++++ GIVEN RECORDS

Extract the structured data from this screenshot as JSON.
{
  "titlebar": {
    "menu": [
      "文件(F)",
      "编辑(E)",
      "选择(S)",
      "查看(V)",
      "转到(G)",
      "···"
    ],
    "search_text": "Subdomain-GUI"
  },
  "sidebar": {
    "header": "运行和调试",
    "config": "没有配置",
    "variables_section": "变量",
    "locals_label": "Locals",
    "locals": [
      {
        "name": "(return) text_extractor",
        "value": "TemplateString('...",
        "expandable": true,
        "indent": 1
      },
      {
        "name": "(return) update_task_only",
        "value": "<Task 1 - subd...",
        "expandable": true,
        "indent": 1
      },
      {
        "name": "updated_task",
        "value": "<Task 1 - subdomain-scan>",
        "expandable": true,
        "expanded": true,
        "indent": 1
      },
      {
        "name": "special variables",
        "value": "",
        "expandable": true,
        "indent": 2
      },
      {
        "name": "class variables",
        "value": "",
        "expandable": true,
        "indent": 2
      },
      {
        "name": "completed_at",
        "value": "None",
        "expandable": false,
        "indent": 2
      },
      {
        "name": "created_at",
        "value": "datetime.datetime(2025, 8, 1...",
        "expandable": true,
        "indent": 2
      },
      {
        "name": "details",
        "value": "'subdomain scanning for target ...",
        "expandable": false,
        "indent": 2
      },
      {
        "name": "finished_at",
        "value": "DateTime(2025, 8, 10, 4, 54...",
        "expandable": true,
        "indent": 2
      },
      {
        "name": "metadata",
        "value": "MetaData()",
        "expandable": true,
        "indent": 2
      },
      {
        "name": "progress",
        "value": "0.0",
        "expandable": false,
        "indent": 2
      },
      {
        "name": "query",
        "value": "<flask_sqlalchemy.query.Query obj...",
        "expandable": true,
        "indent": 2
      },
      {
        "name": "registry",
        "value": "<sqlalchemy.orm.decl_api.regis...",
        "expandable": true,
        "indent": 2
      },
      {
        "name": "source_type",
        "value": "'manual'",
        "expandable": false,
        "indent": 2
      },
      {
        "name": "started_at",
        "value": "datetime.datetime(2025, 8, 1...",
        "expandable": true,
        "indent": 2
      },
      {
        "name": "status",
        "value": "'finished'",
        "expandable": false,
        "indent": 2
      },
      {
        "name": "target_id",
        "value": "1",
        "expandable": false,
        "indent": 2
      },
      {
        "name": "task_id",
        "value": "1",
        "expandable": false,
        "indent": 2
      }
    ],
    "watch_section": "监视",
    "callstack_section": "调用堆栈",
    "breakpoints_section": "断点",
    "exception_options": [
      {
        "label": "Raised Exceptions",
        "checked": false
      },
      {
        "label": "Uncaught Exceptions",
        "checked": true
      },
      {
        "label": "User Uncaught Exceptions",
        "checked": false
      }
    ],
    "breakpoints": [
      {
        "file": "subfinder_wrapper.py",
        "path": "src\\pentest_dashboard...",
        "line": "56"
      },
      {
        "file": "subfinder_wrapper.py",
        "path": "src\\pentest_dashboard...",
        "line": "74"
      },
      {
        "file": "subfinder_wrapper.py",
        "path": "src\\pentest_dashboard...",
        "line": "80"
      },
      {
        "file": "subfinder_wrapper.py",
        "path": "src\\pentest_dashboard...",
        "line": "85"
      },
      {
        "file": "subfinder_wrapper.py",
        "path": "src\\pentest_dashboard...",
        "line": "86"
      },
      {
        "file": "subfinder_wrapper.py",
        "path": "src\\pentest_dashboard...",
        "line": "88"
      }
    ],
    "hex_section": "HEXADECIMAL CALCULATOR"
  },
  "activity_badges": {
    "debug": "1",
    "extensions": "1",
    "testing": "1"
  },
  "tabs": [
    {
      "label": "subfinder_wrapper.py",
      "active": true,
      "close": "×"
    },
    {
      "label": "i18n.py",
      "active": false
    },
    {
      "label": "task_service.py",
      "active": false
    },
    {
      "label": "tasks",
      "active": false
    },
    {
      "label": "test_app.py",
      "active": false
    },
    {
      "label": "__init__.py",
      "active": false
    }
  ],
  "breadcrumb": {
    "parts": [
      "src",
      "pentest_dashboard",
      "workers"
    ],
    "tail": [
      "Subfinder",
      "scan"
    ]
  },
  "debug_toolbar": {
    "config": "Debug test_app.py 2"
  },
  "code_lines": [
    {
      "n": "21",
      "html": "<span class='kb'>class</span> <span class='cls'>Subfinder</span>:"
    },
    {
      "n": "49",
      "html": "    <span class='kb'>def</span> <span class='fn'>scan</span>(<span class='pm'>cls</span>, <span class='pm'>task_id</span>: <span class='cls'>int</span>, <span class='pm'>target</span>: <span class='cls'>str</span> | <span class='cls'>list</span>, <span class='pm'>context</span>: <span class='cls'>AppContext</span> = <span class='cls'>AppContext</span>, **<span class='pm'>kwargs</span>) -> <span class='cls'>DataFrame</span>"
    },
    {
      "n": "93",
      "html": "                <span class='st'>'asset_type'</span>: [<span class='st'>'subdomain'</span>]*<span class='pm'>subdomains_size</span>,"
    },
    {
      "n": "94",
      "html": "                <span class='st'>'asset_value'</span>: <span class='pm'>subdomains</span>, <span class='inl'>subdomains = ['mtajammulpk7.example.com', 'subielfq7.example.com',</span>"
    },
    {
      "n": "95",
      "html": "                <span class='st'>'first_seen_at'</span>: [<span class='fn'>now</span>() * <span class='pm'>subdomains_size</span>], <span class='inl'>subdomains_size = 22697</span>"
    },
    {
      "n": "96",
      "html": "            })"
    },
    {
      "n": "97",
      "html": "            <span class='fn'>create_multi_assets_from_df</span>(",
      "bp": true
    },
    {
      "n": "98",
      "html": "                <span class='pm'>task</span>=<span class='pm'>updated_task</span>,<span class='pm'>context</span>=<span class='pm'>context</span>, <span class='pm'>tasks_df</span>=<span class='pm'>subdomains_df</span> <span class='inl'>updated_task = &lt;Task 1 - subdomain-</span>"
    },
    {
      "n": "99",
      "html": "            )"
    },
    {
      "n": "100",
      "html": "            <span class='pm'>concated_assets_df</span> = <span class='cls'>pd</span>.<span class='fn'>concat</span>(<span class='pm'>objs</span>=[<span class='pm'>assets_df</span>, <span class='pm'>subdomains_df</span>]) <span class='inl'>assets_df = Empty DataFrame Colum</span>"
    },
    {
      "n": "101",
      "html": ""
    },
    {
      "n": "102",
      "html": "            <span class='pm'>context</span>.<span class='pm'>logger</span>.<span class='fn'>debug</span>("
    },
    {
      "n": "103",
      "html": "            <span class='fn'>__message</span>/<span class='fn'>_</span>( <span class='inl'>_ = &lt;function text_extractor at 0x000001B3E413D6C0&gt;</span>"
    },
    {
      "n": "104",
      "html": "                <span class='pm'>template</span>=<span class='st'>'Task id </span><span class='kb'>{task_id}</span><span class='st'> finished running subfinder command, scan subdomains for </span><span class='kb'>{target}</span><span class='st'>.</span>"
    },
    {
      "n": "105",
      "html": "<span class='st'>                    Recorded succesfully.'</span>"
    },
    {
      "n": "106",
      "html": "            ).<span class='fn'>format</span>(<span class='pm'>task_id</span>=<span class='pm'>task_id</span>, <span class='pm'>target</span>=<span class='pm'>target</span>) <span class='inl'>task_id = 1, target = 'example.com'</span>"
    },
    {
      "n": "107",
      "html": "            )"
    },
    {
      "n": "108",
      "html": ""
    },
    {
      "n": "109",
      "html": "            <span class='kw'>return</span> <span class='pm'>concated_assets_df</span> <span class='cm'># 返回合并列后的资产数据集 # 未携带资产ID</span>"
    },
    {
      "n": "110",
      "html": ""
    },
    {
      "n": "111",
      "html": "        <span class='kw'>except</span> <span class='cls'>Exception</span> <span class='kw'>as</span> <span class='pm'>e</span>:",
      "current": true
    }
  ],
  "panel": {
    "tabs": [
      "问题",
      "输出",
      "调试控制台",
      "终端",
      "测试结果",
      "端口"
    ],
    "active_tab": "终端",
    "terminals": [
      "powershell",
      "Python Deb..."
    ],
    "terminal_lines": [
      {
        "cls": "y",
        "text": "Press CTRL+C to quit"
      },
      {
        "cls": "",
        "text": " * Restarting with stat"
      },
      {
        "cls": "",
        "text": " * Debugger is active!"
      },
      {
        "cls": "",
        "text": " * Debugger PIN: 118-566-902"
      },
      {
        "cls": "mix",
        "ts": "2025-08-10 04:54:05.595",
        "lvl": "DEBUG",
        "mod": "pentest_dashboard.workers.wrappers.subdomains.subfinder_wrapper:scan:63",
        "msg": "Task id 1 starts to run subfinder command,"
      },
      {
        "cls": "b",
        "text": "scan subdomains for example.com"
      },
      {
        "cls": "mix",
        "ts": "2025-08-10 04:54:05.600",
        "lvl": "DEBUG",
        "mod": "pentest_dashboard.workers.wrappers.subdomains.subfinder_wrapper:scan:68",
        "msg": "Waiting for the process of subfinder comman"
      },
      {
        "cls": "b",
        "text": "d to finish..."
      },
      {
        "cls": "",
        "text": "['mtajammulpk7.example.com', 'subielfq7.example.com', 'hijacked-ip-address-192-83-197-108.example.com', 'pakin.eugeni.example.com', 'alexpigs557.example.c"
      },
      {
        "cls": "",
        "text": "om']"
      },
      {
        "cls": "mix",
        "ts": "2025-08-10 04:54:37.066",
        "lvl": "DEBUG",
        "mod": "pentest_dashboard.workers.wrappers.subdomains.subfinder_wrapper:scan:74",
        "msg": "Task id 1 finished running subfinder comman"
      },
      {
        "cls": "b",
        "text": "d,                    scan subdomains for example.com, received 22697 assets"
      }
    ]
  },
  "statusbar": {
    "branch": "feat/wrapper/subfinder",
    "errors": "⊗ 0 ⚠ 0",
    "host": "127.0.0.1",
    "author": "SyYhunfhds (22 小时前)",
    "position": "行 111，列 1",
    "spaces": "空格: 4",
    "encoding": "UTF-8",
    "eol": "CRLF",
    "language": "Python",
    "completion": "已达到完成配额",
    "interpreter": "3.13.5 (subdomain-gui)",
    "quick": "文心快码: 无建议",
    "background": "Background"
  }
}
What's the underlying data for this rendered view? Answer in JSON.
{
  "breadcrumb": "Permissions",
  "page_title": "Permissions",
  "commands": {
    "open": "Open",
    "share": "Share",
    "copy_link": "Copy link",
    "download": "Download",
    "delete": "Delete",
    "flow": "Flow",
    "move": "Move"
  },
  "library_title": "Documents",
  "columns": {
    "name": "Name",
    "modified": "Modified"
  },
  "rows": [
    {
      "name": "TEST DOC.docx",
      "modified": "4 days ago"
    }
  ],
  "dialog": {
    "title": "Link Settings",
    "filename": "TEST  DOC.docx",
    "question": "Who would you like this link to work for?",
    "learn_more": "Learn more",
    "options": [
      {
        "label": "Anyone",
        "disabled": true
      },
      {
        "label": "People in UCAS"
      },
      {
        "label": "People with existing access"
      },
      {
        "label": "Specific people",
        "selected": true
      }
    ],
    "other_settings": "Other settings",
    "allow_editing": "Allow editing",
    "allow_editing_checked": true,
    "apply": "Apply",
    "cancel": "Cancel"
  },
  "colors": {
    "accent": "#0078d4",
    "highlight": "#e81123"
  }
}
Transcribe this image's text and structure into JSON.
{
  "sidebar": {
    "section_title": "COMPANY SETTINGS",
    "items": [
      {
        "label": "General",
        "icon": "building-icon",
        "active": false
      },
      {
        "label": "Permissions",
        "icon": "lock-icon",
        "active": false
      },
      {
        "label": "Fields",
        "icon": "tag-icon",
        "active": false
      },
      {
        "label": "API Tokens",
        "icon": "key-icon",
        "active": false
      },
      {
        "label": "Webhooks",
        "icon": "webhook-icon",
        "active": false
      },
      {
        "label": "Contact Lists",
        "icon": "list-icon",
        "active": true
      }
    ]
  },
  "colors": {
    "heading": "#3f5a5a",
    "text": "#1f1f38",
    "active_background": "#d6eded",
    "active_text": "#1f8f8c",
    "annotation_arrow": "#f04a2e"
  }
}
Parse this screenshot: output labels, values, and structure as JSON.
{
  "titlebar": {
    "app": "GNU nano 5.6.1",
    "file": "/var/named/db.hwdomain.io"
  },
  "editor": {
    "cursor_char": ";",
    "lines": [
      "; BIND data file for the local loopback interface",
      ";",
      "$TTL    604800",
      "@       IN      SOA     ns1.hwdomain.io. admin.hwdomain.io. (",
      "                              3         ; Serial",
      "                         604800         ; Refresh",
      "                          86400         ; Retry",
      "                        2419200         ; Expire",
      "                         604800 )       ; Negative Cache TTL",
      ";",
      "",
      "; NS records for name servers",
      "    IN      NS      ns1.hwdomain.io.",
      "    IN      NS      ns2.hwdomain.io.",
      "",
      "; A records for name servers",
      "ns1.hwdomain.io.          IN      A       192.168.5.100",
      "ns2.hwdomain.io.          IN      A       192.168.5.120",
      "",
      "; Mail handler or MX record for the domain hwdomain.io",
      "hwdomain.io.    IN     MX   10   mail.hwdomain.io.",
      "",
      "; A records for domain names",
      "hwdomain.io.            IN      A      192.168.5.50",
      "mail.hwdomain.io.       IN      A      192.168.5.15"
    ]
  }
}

++++++++

SET PROBLEM –
Copy, from the material above, each line in which the string "servers" occurs.

SOLUTION TO THIS EXERCISE –
      "; NS records for name servers",
      "; A records for name servers",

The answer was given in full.